### PROVIDED PASSAGE
──────────────────────────────

My first thought was that your methodology was invariant to time and location. There may be offsetting locations where earthquakes occur less often and others where there are more earthquakes.
So I googled “time of day earthquakes” and came up with this link: http://www.researchpipeline.com/wordpress/2012/10/08/earthquakes-vs-time-of-day/
He seems to have a mistaken idea on how tides work so he ends up over-binning his data and comes up with what I believe to be an incorrect conclusion. But it was an interesting alternative hypothesis.
I do not agree with some of the conclusions of Dr. Tolstoy (January-June, CO2 factor etc.), however in her earthquake presentation she talks of those in the deep oceanic trenches (specifically Marianna trench). Using a globally distributed earthquakes data base it may mask some of specifics of the ‘outliers’. Having looked trough various data bases related to tectonics I found that area of the north Atlantic is unique in that respect. This is also case for the Earth’s magnetic field in the area. When analysis is expanded to the N. Hemisphere-wide data sets (for both tectonics and magnetic field) the specific information is lost.
‘Zooming in’ on a specific area may reveal otherwise invisible
http://www.vukcevic.talktalk.net/GMEC-AMO.gif
Shouldn’t the tidal bulges in Figure 5 be aligned with the position of the moon rather than the sun? (Except when the moon and sun are themselves aligned, of course)
Apparently, Willis’ planet has no large moon, unlike the Earth.

──────────────────────────────

### SOURCE MATERIAL
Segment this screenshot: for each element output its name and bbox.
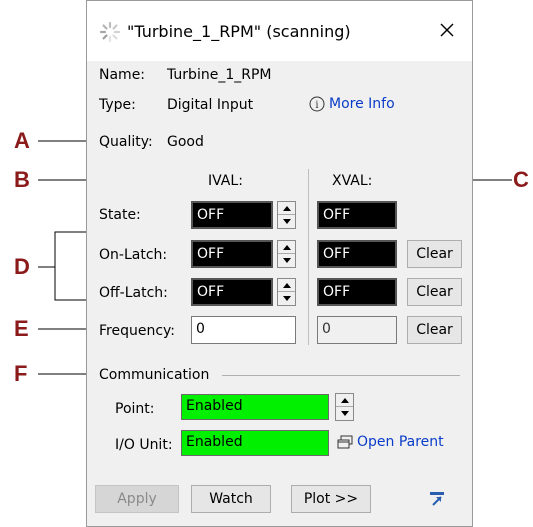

──────────────────────────────

### EXERCISE SET
(1) Summarize the comments on earthquakes and tides in three sentences.
(2) Go on with the comments on earthquakes and tides from the point where they stop.

### TASK RESULTS
(1) The comments first suggest that the methodology ignores time and location, then cite an online analysis of earthquakes versus time of day that is judged to over-bin its data and reach an incorrect conclusion, though it offers an interesting alternative hypothesis. They also argue that a globally distributed earthquake database may mask the specifics of outliers, such as the deep oceanic trench earthquakes discussed by Dr. Tolstoy, and describe the north Atlantic as unique in both tectonics and the Earth's magnetic field. Finally, they ask whether the tidal bulges in Figure 5 should be aligned with the moon rather than the sun, and remark that Willis' planet apparently has no large moon, unlike the Earth.

(2)
D Cohen
That is my thought as well. Reading through the article I can’t see anything that Willis doesn’t see, but the tidal forces are the sum of the positions of the moon, Earth and Sun. The Earth really has to be treated as a double planet with a barycentre about 1000 miles below the surface.
http://www.astronomycafe.net/qadir/q665.html says 1700 km so close enough and shows the calculation.
Thus the stresses on a particular place change far more than the rotation of the face towards or away from the sun. When the moon is on the sun-side, the face of the earth looking towards the moon is quite close to the barycentre. The far side of the earth is being flung out not by the radius of the earth but by about 7000 miles radius from the barycentre.
Whatever the distance is, the effect is not only from rotation and the pull of the sun at two radii, one astronomical unit minus D/2 and the other one astronomical unit plus D/2. It is much greater at minus D/8 and plus 7*D/8.
That doesn’t make the forces large, but certainly larger.
As for the tidal effects of the moon on the tectonic plates, the ‘push’ which is a travelling wave, is always in one direction. If there were no oceans the effect would still be substantial as a force, With the oceans sloshing around, there is a greater effect. The net effect is to lift and drop the earth a little to the side each rotation.
None of that says there is a relationship with volcanoes however. It is possible there are electrical forces involved from pulses. A few million amps can release pre-stressed plates but cyclically? Seems unlikely.
Thanks for that, Crispin, but I’ve taken all of that into account in my calculations. Because I used the XYZ distances from the center of the earth, the fact that the earth-moon system rotates around its own barycenter is included in those distances. And the same is true for the fact that the earth-moon-sun system rotates around its own barycenter. All of that is reflected in the XYZ distances.
w.
Is this just awkwardly written, as a centripetal force , well according to one source “The force of gravity in keeping an object in circular motion is an example of centripetal force”.?
The earth and all orbiting bodies are free falling into the sun at all times. They just happen to be moving sideways fast enough so as not to get any closer (Circular orbits). Centripetal force never comes into play. It’s not really even a force.
unsatisfactory answer Kirk.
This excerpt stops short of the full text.